# [Work to be completed]
Exactly reproduce all the records, keeping pictures out of the copy.

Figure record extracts
*-*-*

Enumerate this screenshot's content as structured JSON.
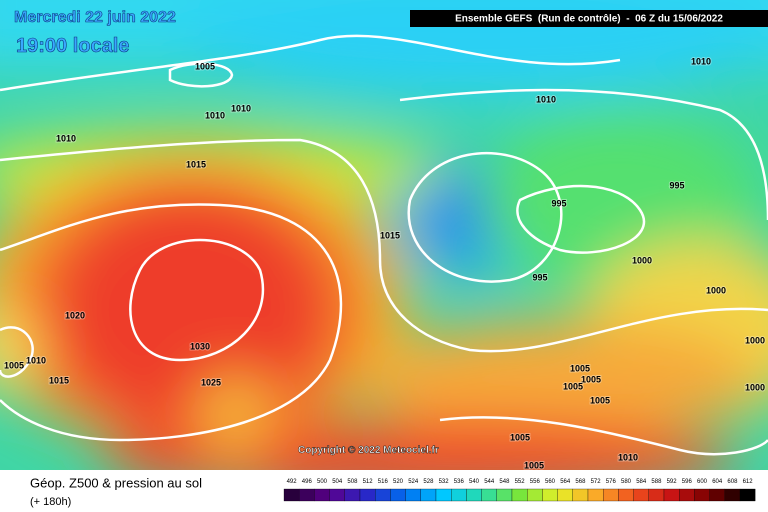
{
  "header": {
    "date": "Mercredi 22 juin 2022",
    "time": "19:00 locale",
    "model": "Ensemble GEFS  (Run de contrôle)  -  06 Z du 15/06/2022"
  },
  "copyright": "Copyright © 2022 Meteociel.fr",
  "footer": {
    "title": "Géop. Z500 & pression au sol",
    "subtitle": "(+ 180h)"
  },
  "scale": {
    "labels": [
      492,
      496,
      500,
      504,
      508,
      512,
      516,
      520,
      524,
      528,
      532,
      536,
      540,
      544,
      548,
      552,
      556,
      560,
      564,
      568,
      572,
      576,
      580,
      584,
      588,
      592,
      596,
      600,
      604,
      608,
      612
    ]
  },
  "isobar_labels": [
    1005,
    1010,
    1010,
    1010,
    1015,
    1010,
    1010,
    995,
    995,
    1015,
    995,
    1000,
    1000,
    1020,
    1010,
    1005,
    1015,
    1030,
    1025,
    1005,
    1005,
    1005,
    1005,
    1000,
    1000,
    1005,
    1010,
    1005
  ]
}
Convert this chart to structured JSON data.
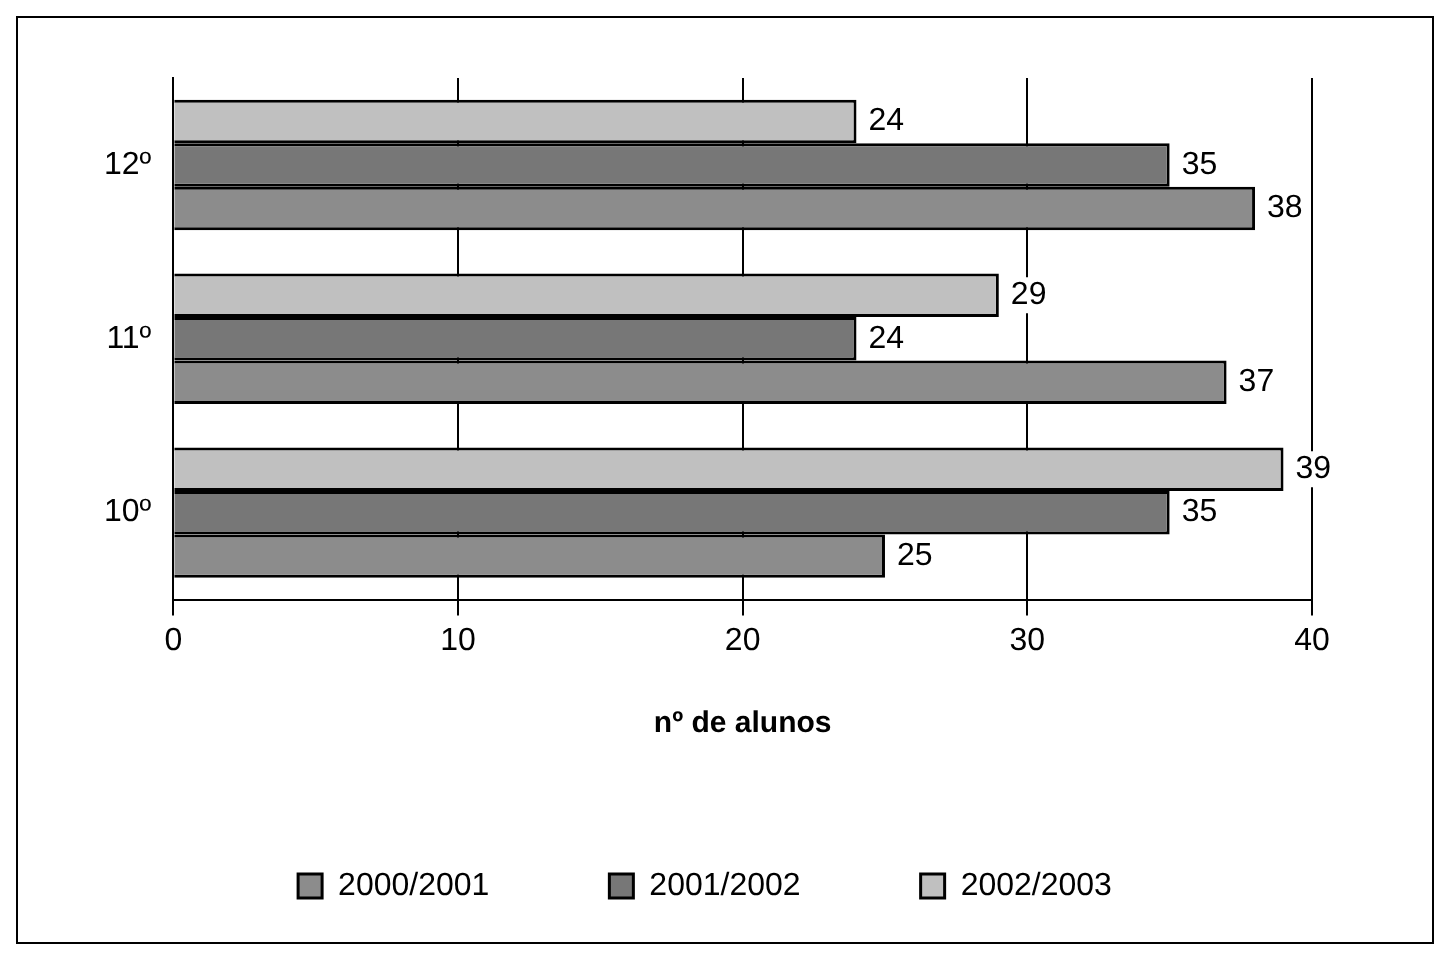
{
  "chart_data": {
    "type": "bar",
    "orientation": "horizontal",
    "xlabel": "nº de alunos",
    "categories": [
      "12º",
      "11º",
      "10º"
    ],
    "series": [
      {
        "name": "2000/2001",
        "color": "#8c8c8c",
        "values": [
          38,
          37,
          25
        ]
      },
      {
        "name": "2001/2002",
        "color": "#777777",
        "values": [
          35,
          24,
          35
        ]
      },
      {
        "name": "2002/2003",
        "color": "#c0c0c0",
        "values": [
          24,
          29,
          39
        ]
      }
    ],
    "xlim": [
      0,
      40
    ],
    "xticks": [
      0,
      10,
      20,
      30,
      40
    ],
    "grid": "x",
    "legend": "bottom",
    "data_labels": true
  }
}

*-*-*

# [Response to the exercise]
Enumerate this screenshot's content as structured JSON.
{
  "header": {
    "date": "Mercredi 22 juin 2022",
    "time": "19:00 locale",
    "model": "Ensemble GEFS  (Run de contrôle)  -  06 Z du 15/06/2022"
  },
  "copyright": "Copyright © 2022 Meteociel.fr",
  "footer": {
    "title": "Géop. Z500 & pression au sol",
    "subtitle": "(+ 180h)"
  },
  "scale": {
    "labels": [
      492,
      496,
      500,
      504,
      508,
      512,
      516,
      520,
      524,
      528,
      532,
      536,
      540,
      544,
      548,
      552,
      556,
      560,
      564,
      568,
      572,
      576,
      580,
      584,
      588,
      592,
      596,
      600,
      604,
      608,
      612
    ]
  },
  "isobar_labels": [
    1005,
    1010,
    1010,
    1010,
    1015,
    1010,
    1010,
    995,
    995,
    1015,
    995,
    1000,
    1000,
    1020,
    1010,
    1005,
    1015,
    1030,
    1025,
    1005,
    1005,
    1005,
    1005,
    1000,
    1000,
    1005,
    1010,
    1005
  ]
}
Convert this chart to structured JSON data.
{
  "chart_data": {
    "type": "bar",
    "orientation": "horizontal",
    "xlabel": "nº de alunos",
    "categories": [
      "12º",
      "11º",
      "10º"
    ],
    "series": [
      {
        "name": "2000/2001",
        "color": "#8c8c8c",
        "values": [
          38,
          37,
          25
        ]
      },
      {
        "name": "2001/2002",
        "color": "#777777",
        "values": [
          35,
          24,
          35
        ]
      },
      {
        "name": "2002/2003",
        "color": "#c0c0c0",
        "values": [
          24,
          29,
          39
        ]
      }
    ],
    "xlim": [
      0,
      40
    ],
    "xticks": [
      0,
      10,
      20,
      30,
      40
    ],
    "grid": "x",
    "legend": "bottom",
    "data_labels": true
  }
}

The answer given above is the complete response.